* WHAT IS ASKED:
Write out the records that appear below, verbatim and complete, but without pictures.

* RECORD EXTRACTS:

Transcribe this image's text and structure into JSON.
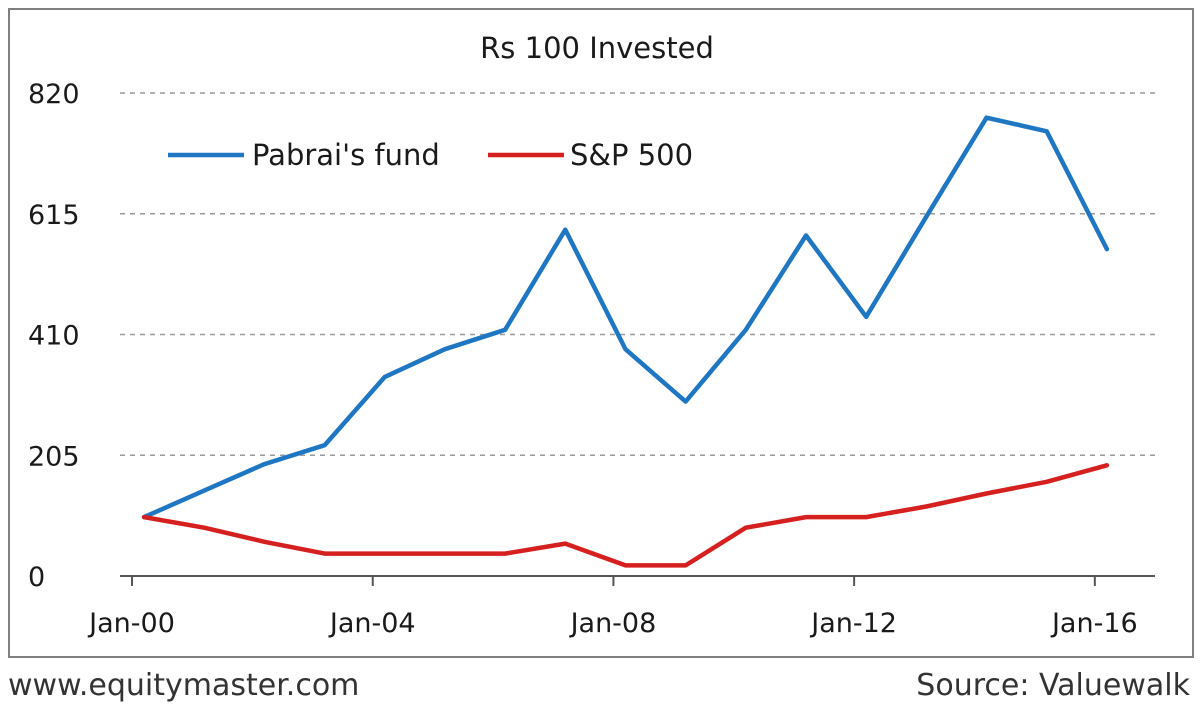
{
  "chart_data": {
    "type": "line",
    "title": "Rs 100 Invested",
    "x_tick_labels": [
      "Jan-00",
      "Jan-04",
      "Jan-08",
      "Jan-12",
      "Jan-16"
    ],
    "x_range": [
      1999.8,
      2017.0
    ],
    "ylim": [
      0,
      820
    ],
    "y_ticks": [
      0,
      205,
      410,
      615,
      820
    ],
    "grid": true,
    "legend_position": "top-left",
    "series": [
      {
        "name": "Pabrai's fund",
        "color": "#1f77c4",
        "x": [
          2000.2,
          2001.2,
          2002.2,
          2003.2,
          2004.2,
          2005.2,
          2006.2,
          2007.2,
          2008.2,
          2009.2,
          2010.2,
          2011.2,
          2012.2,
          2013.2,
          2014.2,
          2015.2,
          2016.2
        ],
        "values": [
          100,
          145,
          190,
          222,
          338,
          385,
          418,
          588,
          385,
          296,
          418,
          578,
          440,
          610,
          778,
          755,
          555
        ]
      },
      {
        "name": "S&P 500",
        "color": "#d62020",
        "x": [
          2000.2,
          2001.2,
          2002.2,
          2003.2,
          2004.2,
          2005.2,
          2006.2,
          2007.2,
          2008.2,
          2009.2,
          2010.2,
          2011.2,
          2012.2,
          2013.2,
          2014.2,
          2015.2,
          2016.2
        ],
        "values": [
          100,
          82,
          58,
          38,
          38,
          38,
          38,
          55,
          18,
          18,
          82,
          100,
          100,
          118,
          140,
          160,
          188
        ]
      }
    ]
  },
  "footer": {
    "left": "www.equitymaster.com",
    "right": "Source: Valuewalk"
  }
}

* ANSWER IN FULL:
Transcribe this image's text and structure into JSON.
{
  "chart_data": {
    "type": "line",
    "title": "Rs 100 Invested",
    "x_tick_labels": [
      "Jan-00",
      "Jan-04",
      "Jan-08",
      "Jan-12",
      "Jan-16"
    ],
    "x_range": [
      1999.8,
      2017.0
    ],
    "ylim": [
      0,
      820
    ],
    "y_ticks": [
      0,
      205,
      410,
      615,
      820
    ],
    "grid": true,
    "legend_position": "top-left",
    "series": [
      {
        "name": "Pabrai's fund",
        "color": "#1f77c4",
        "x": [
          2000.2,
          2001.2,
          2002.2,
          2003.2,
          2004.2,
          2005.2,
          2006.2,
          2007.2,
          2008.2,
          2009.2,
          2010.2,
          2011.2,
          2012.2,
          2013.2,
          2014.2,
          2015.2,
          2016.2
        ],
        "values": [
          100,
          145,
          190,
          222,
          338,
          385,
          418,
          588,
          385,
          296,
          418,
          578,
          440,
          610,
          778,
          755,
          555
        ]
      },
      {
        "name": "S&P 500",
        "color": "#d62020",
        "x": [
          2000.2,
          2001.2,
          2002.2,
          2003.2,
          2004.2,
          2005.2,
          2006.2,
          2007.2,
          2008.2,
          2009.2,
          2010.2,
          2011.2,
          2012.2,
          2013.2,
          2014.2,
          2015.2,
          2016.2
        ],
        "values": [
          100,
          82,
          58,
          38,
          38,
          38,
          38,
          55,
          18,
          18,
          82,
          100,
          100,
          118,
          140,
          160,
          188
        ]
      }
    ]
  },
  "footer": {
    "left": "www.equitymaster.com",
    "right": "Source: Valuewalk"
  }
}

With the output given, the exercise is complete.